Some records
- - -

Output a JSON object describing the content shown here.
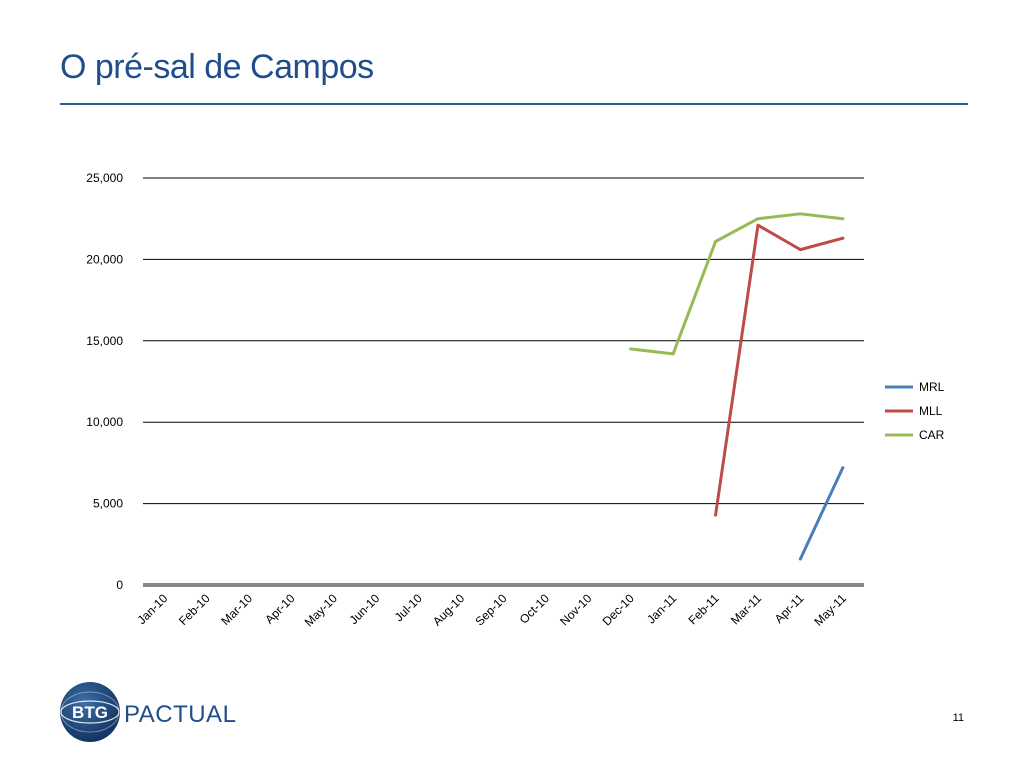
{
  "slide": {
    "title": "O pré-sal de Campos",
    "page_number": "11"
  },
  "logo": {
    "mark_text": "BTG",
    "wordmark": "PACTUAL"
  },
  "colors": {
    "title": "#1f4e8c",
    "rule": "#2d5f95",
    "baseline": "#888888"
  },
  "chart_data": {
    "type": "line",
    "categories": [
      "Jan-10",
      "Feb-10",
      "Mar-10",
      "Apr-10",
      "May-10",
      "Jun-10",
      "Jul-10",
      "Aug-10",
      "Sep-10",
      "Oct-10",
      "Nov-10",
      "Dec-10",
      "Jan-11",
      "Feb-11",
      "Mar-11",
      "Apr-11",
      "May-11"
    ],
    "ylim": [
      0,
      25000
    ],
    "yticks": [
      0,
      5000,
      10000,
      15000,
      20000,
      25000
    ],
    "ytick_labels": [
      "0",
      "5,000",
      "10,000",
      "15,000",
      "20,000",
      "25,000"
    ],
    "grid": true,
    "legend_position": "right",
    "series": [
      {
        "name": "MRL",
        "color": "#4a7ebb",
        "values": [
          null,
          null,
          null,
          null,
          null,
          null,
          null,
          null,
          null,
          null,
          null,
          null,
          null,
          null,
          null,
          1600,
          7200
        ]
      },
      {
        "name": "MLL",
        "color": "#be4b48",
        "values": [
          null,
          null,
          null,
          null,
          null,
          null,
          null,
          null,
          null,
          null,
          null,
          null,
          null,
          4300,
          22100,
          20600,
          21300
        ]
      },
      {
        "name": "CAR",
        "color": "#98b954",
        "values": [
          null,
          null,
          null,
          null,
          null,
          null,
          null,
          null,
          null,
          null,
          null,
          14500,
          14200,
          21100,
          22500,
          22800,
          22500
        ]
      }
    ]
  }
}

- - -

[Required task]
Leave out the pictures and give the listing above again exactly.

[Expected output]
Output a JSON object describing the content shown here.
{
  "slide": {
    "title": "O pré-sal de Campos",
    "page_number": "11"
  },
  "logo": {
    "mark_text": "BTG",
    "wordmark": "PACTUAL"
  },
  "colors": {
    "title": "#1f4e8c",
    "rule": "#2d5f95",
    "baseline": "#888888"
  },
  "chart_data": {
    "type": "line",
    "categories": [
      "Jan-10",
      "Feb-10",
      "Mar-10",
      "Apr-10",
      "May-10",
      "Jun-10",
      "Jul-10",
      "Aug-10",
      "Sep-10",
      "Oct-10",
      "Nov-10",
      "Dec-10",
      "Jan-11",
      "Feb-11",
      "Mar-11",
      "Apr-11",
      "May-11"
    ],
    "ylim": [
      0,
      25000
    ],
    "yticks": [
      0,
      5000,
      10000,
      15000,
      20000,
      25000
    ],
    "ytick_labels": [
      "0",
      "5,000",
      "10,000",
      "15,000",
      "20,000",
      "25,000"
    ],
    "grid": true,
    "legend_position": "right",
    "series": [
      {
        "name": "MRL",
        "color": "#4a7ebb",
        "values": [
          null,
          null,
          null,
          null,
          null,
          null,
          null,
          null,
          null,
          null,
          null,
          null,
          null,
          null,
          null,
          1600,
          7200
        ]
      },
      {
        "name": "MLL",
        "color": "#be4b48",
        "values": [
          null,
          null,
          null,
          null,
          null,
          null,
          null,
          null,
          null,
          null,
          null,
          null,
          null,
          4300,
          22100,
          20600,
          21300
        ]
      },
      {
        "name": "CAR",
        "color": "#98b954",
        "values": [
          null,
          null,
          null,
          null,
          null,
          null,
          null,
          null,
          null,
          null,
          null,
          14500,
          14200,
          21100,
          22500,
          22800,
          22500
        ]
      }
    ]
  }
}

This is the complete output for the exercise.